◆ EXERCISE DETAILS
Produce an exact copy of all the data below, dropping every image.

◆ TASK MATERIAL
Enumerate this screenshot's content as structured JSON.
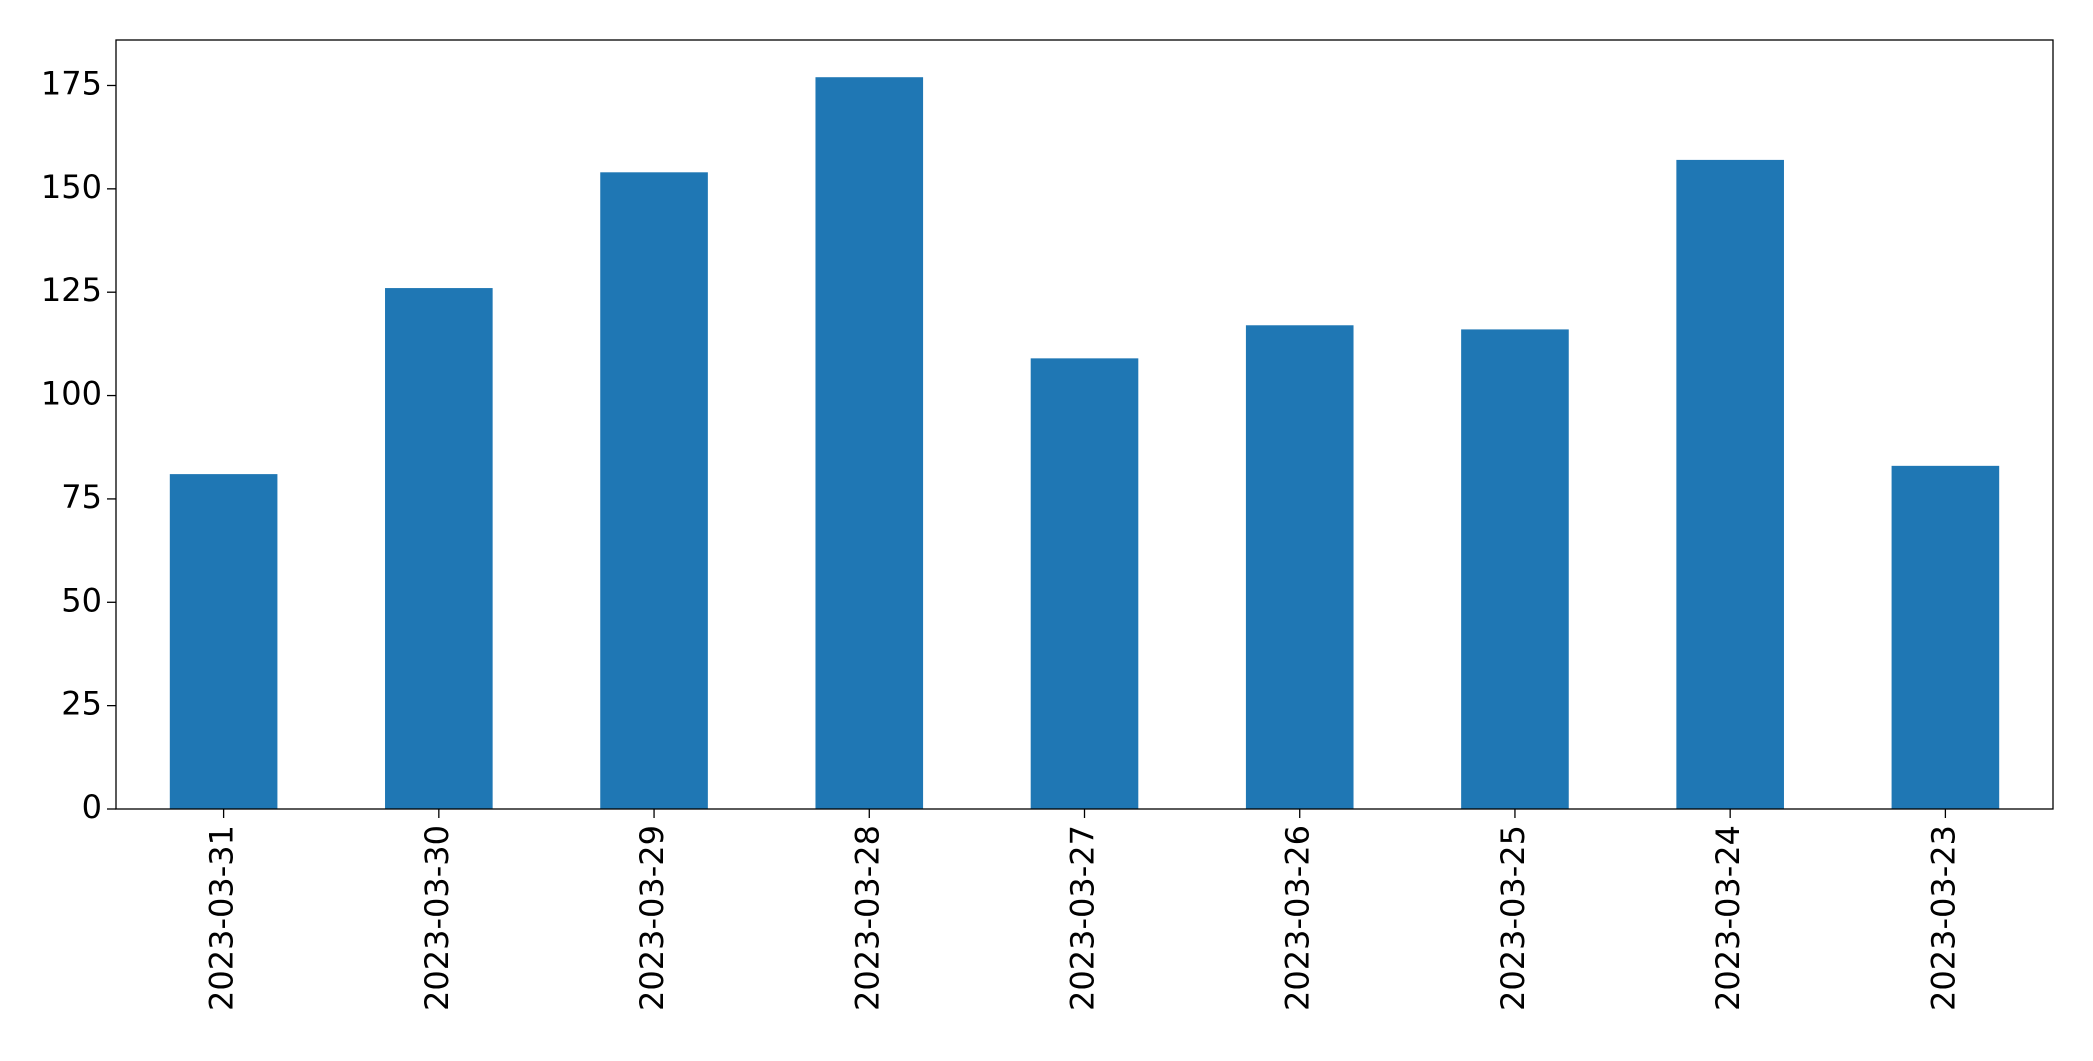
{
  "chart_data": {
    "type": "bar",
    "categories": [
      "2023-03-31",
      "2023-03-30",
      "2023-03-29",
      "2023-03-28",
      "2023-03-27",
      "2023-03-26",
      "2023-03-25",
      "2023-03-24",
      "2023-03-23"
    ],
    "values": [
      81,
      126,
      154,
      177,
      109,
      117,
      116,
      157,
      83
    ],
    "color": "#1f77b4",
    "ylim": [
      0,
      186
    ],
    "yticks": [
      0,
      25,
      50,
      75,
      100,
      125,
      150,
      175
    ],
    "grid": false
  }
}
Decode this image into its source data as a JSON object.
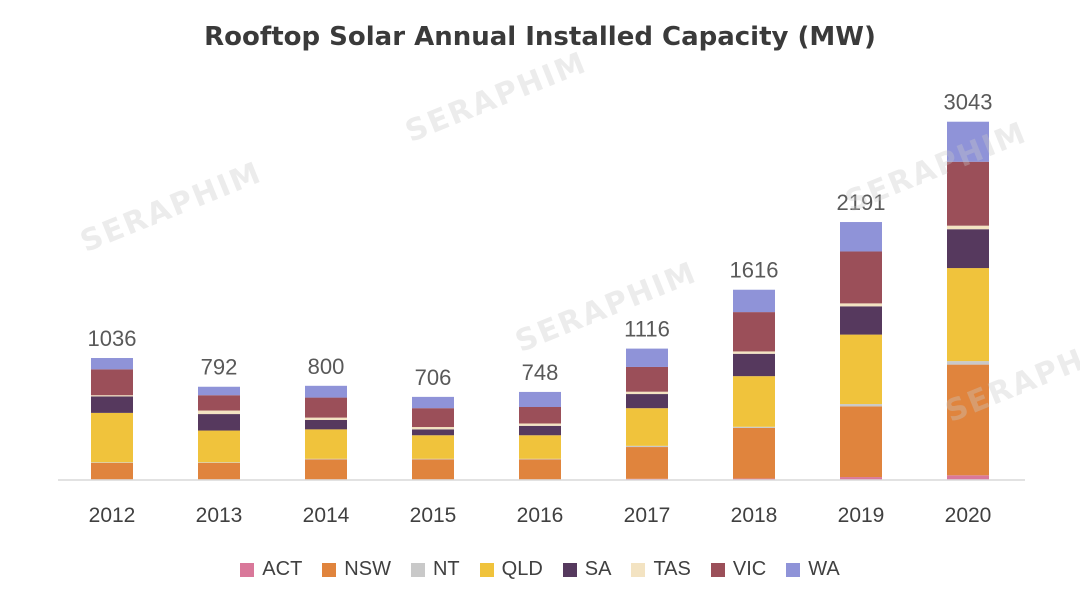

◆ TASK RESPONSE
Enumerate this screenshot's content as structured JSON.
{
  "chart_data": {
    "type": "bar",
    "categories": [
      "2023-03-31",
      "2023-03-30",
      "2023-03-29",
      "2023-03-28",
      "2023-03-27",
      "2023-03-26",
      "2023-03-25",
      "2023-03-24",
      "2023-03-23"
    ],
    "values": [
      81,
      126,
      154,
      177,
      109,
      117,
      116,
      157,
      83
    ],
    "color": "#1f77b4",
    "ylim": [
      0,
      186
    ],
    "yticks": [
      0,
      25,
      50,
      75,
      100,
      125,
      150,
      175
    ],
    "grid": false
  }
}
Decode this image into its source data as a JSON object.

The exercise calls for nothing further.